▶ **SHORT PROBLEM**:
In the blog post below about walking to Old Saybrook, at which hotel did the writer check in after getting off the bus in New London?

━━━ PASSAGE GIVEN

Tuesday, September 18, 2012

9/7: #opwalkabout Old Saybrook, CT via New London

I got off the bus in New London, CT at around 9PM, hoping that the hotel wasn't booked up.  


When I called a few hours before they still had rooms available, albeit for on-season prices. I walked up to the hotel, a respectable four miles out, landing at the Red Roof inn at around 10:30PM and checking into their cheapest available room. I showered and unpacked my bag, hanging my pants still wet from the downpour in Providence.
Sans cannabis, in unknown territory, I slept fitfully. Tossing and turning throughout the night with visions of bedbugs and who knows what else invading my pack. I swore to myself that I'd get laundry done in the next day or so, hopefully drowning whatever vermin I may have picked up on the road. I woke late, heading out of the hotel at 9:00AM to the sort of mugginess that prompted all of the United States that could afford them to purchase air conditioners. Immediately I was drenched in sweat, and stayed that way.

Sticking to the Boston Post Rd through Central Waterford, up into Waterford, I saw the effect of the economic boom of the last decade gone wrong. Two in ten driveways had for sale signs, with one in ten of that number having sale pending signs. Rumors and word from friends who'd lived in Connecticut had told me that this part of CT was fairly affluent. I wasn't shocked by any means to learn that with the deflation of the economy, many families had moved to greener pastures without jobs to support them.

"Where are you headed?" Asked a gentleman filling his tank at a gas station.

"Old Saybrook, well rather Washington, D.C. but my stop's in Old Saybrook tonight."

"Huh, well what are you doing that for?"  I explained, then asked, "What do you think about all of the empty houses? I mean I've been walking through here and it seems like folks are pulling up stakes."

He chewed on his mustache a bit, thinking it over. "Do you really need a Wal-Mart in every town? A Chili's every stop on 95?" He asked in return.

"So you would say that this is a natural sort of deflation after a boom?" I responded.

"I'd say so" He replied.

We chatted a bit more after that, until one of his buddies pulled up on his motorcycle and they got to talking. I bid a polite farewell and kept walking. As I would soon learn, many towns in Connecticut eschew sidewalks for whatever reason. So I was walking on the side of the road, an action that seemed to unnerve drivers in the area. They would swerve wide into the other lane upon noticing me, leaving little or no time for drivers in the opposing lanes to react. I sighed and moved up onto the shoulder walking through the tall grass in the verge.

━━━━━━
━━━ STORED ROWS

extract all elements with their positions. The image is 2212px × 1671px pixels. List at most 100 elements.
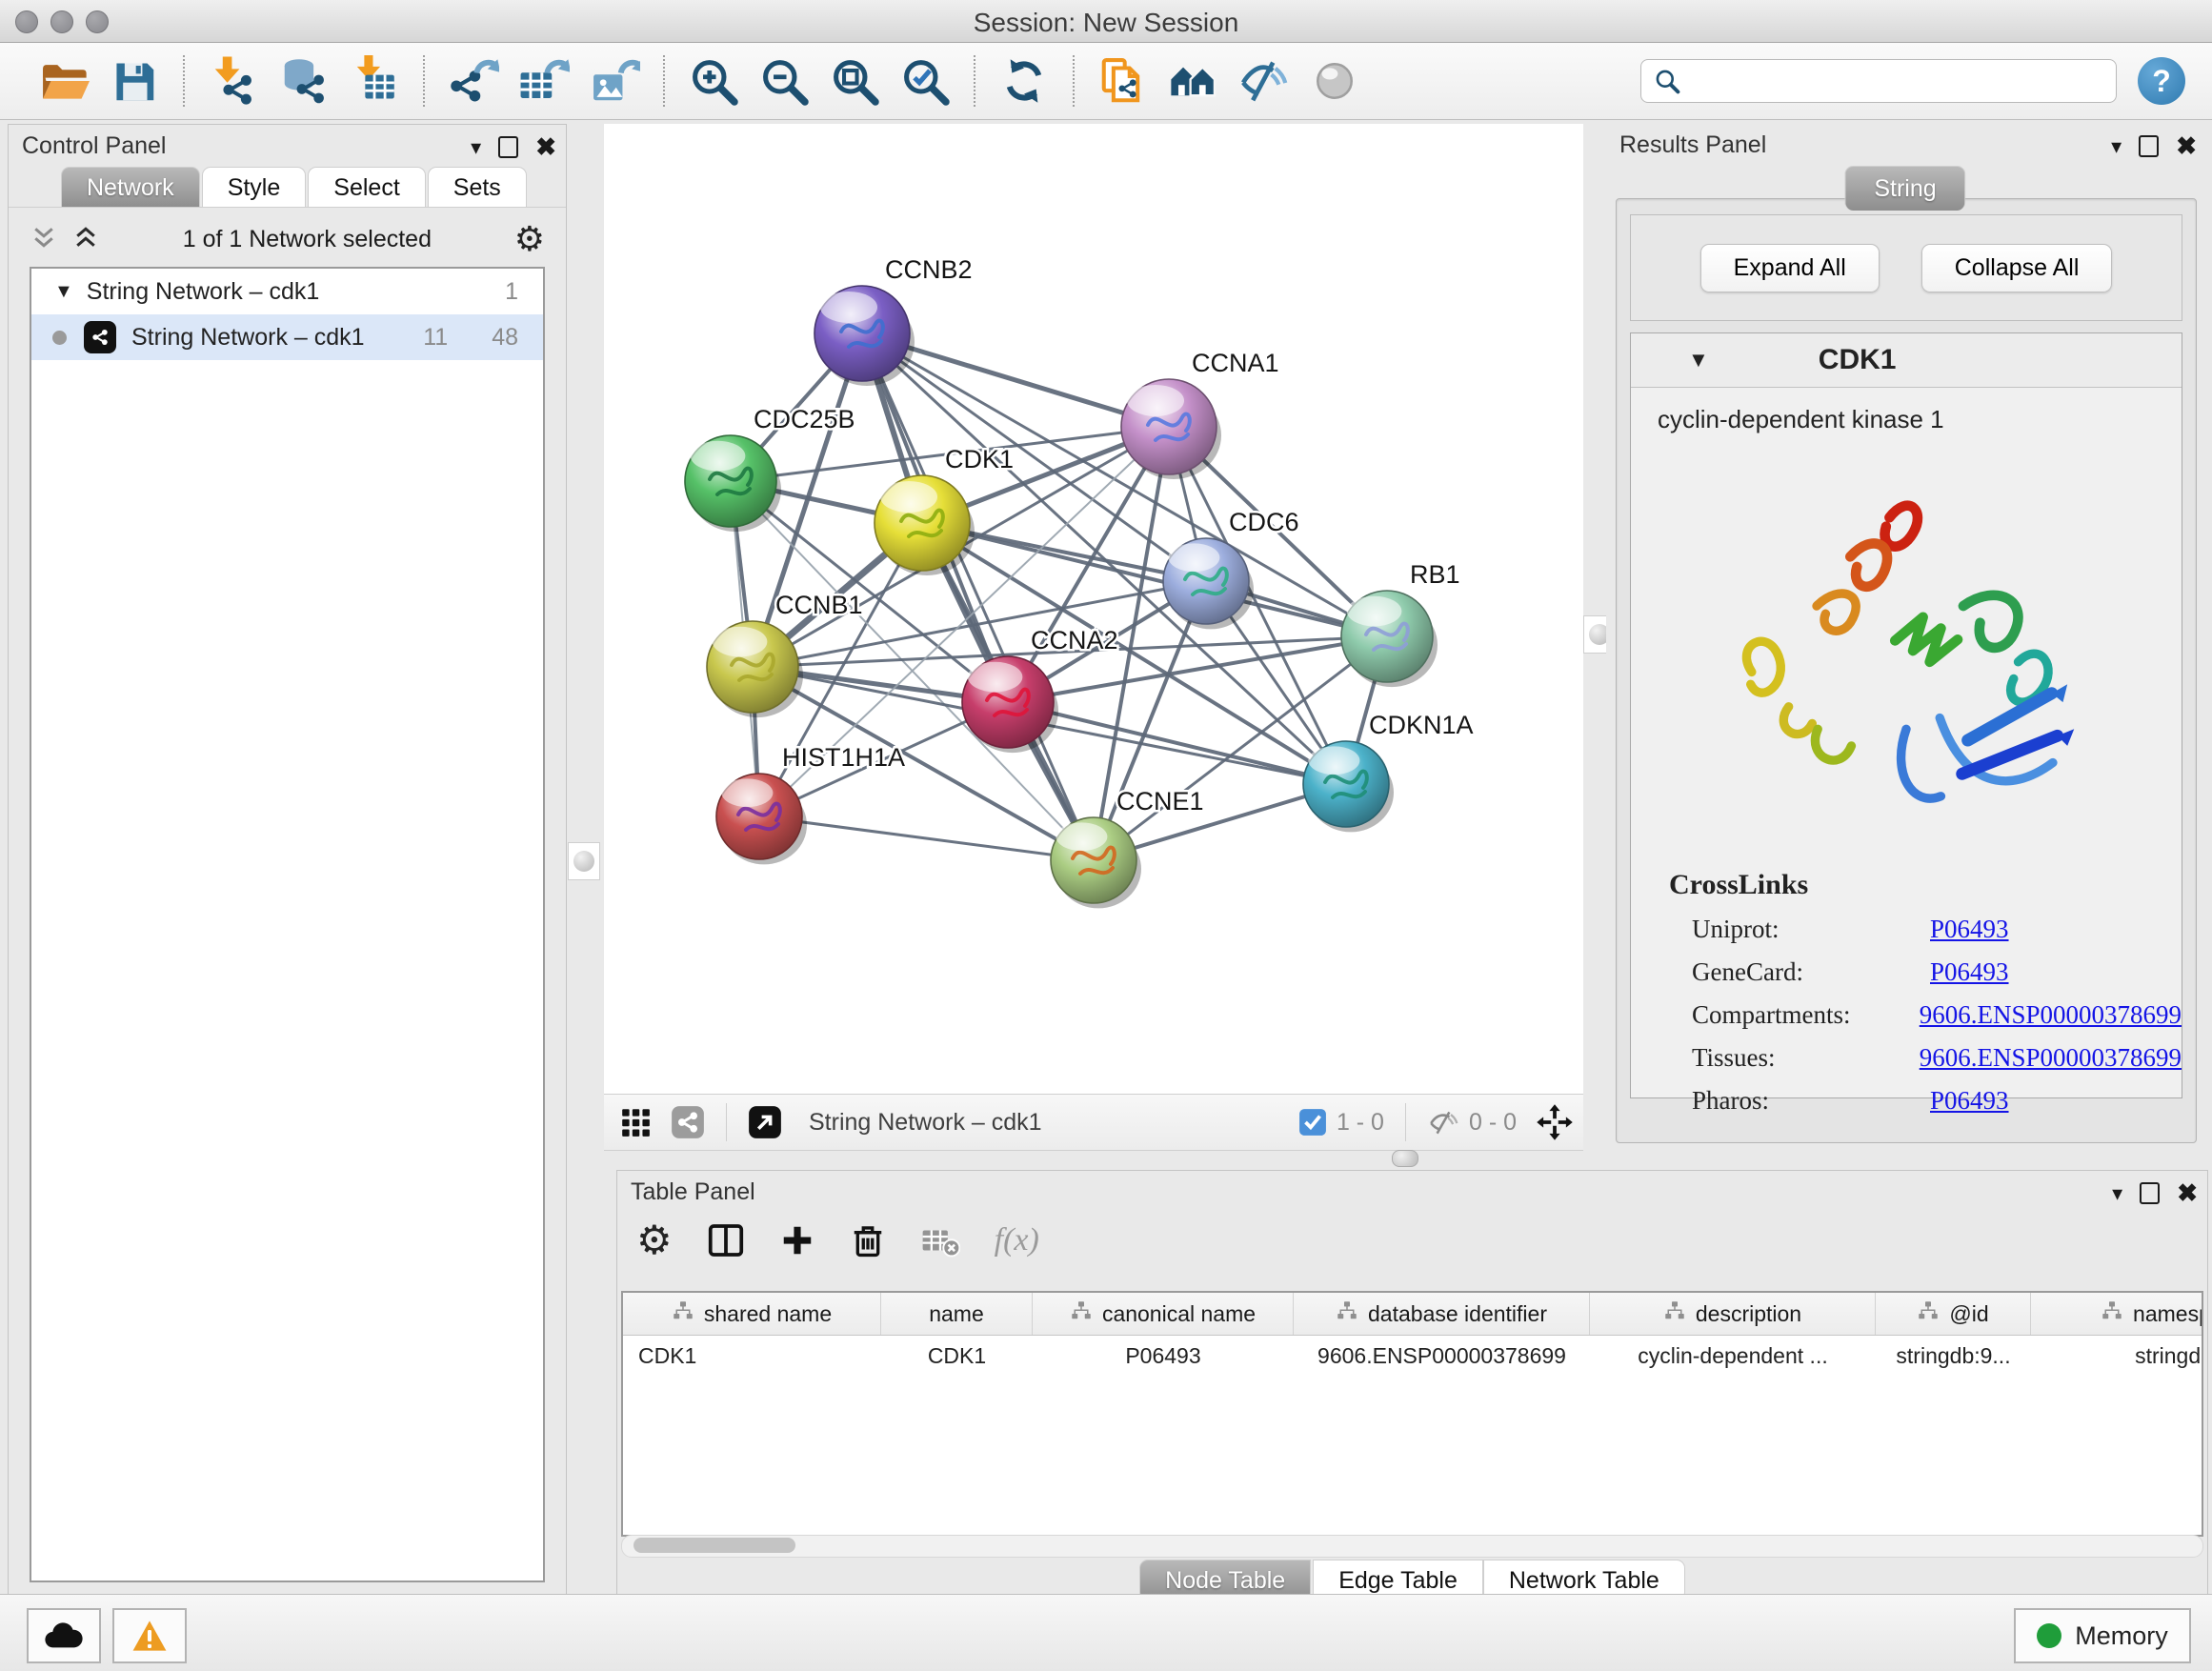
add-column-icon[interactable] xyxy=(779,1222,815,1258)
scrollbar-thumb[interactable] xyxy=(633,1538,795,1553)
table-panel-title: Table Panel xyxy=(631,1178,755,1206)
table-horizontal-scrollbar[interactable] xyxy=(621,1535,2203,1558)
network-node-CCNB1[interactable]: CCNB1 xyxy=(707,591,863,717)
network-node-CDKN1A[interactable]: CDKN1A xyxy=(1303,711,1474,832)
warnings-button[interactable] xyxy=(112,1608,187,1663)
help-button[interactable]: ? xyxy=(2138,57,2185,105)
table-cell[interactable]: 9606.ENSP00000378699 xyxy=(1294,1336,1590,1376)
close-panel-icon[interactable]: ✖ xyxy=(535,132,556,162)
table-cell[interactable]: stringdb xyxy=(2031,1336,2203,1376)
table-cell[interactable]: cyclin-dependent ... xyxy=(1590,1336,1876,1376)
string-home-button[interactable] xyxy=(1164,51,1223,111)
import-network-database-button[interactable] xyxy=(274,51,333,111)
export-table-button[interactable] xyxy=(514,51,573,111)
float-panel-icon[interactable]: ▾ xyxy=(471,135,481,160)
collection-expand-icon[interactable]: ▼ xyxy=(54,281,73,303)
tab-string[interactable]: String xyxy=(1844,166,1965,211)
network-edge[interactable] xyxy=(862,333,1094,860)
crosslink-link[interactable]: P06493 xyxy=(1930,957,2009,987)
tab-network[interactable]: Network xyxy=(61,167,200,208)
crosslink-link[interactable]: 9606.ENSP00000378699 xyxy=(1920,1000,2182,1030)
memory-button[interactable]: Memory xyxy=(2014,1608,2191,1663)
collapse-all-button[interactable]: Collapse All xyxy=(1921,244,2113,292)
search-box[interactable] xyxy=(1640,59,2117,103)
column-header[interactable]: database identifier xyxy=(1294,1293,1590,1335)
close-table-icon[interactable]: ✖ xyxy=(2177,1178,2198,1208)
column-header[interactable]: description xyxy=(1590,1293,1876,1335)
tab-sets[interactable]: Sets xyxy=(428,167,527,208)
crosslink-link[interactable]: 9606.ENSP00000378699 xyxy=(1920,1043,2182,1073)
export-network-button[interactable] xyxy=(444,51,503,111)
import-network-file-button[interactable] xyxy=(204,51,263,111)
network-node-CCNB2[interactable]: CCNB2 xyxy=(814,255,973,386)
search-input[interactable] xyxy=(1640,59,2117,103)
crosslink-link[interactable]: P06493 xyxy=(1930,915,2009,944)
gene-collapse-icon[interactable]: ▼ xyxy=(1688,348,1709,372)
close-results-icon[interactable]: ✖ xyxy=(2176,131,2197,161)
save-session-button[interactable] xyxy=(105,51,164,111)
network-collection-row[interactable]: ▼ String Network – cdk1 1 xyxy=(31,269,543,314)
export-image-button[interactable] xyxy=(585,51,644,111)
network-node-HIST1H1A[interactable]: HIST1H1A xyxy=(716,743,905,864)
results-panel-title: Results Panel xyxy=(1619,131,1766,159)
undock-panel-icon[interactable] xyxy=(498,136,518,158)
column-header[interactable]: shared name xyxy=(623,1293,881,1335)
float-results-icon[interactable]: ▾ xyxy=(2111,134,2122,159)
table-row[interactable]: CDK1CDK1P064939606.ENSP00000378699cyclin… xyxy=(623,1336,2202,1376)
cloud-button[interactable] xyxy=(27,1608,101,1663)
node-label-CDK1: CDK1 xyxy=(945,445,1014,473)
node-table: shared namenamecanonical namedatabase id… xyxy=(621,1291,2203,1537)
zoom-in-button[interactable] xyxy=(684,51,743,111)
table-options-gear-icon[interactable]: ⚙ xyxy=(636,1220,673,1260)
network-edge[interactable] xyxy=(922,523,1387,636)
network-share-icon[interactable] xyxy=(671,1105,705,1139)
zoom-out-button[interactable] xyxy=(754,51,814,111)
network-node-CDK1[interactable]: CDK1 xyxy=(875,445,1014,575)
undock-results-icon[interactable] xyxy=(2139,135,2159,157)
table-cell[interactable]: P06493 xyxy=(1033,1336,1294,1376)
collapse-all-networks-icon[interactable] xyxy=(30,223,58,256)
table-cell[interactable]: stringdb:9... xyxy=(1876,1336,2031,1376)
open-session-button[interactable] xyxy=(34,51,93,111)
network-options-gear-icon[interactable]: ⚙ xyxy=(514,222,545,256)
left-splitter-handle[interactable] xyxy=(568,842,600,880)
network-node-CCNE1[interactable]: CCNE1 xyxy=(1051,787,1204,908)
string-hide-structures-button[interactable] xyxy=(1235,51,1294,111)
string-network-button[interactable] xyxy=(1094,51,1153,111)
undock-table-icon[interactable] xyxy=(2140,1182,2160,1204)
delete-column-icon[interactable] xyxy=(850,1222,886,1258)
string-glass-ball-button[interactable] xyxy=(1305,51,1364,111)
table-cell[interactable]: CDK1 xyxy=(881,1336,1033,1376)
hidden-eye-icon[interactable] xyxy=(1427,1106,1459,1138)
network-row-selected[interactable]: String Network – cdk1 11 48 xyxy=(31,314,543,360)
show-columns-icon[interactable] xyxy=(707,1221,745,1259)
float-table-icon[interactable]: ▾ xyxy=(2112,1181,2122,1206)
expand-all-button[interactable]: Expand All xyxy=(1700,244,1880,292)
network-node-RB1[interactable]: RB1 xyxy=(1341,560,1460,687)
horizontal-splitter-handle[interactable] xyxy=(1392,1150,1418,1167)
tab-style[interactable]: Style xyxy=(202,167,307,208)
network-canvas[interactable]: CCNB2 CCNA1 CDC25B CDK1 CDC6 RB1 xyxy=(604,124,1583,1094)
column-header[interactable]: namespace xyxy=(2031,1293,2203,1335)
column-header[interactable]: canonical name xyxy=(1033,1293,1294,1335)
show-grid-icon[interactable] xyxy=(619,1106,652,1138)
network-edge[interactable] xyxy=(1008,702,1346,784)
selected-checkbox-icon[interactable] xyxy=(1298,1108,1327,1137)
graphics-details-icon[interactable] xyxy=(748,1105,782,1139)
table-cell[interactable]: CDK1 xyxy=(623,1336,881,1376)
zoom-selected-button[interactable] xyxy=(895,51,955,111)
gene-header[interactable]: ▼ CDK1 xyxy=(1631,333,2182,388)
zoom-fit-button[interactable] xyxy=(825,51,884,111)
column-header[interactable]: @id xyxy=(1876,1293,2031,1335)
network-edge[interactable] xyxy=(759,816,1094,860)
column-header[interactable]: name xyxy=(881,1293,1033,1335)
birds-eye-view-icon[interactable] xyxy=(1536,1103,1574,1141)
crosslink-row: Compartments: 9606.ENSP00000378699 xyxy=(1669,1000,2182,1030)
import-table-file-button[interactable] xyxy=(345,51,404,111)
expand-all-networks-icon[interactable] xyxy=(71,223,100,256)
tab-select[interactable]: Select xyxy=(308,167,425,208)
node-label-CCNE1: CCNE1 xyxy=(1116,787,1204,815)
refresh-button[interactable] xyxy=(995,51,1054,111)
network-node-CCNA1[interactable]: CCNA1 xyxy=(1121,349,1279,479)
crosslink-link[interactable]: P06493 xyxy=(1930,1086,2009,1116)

━━━━━━

▶ **REPLY**:
The Red Roof Inn.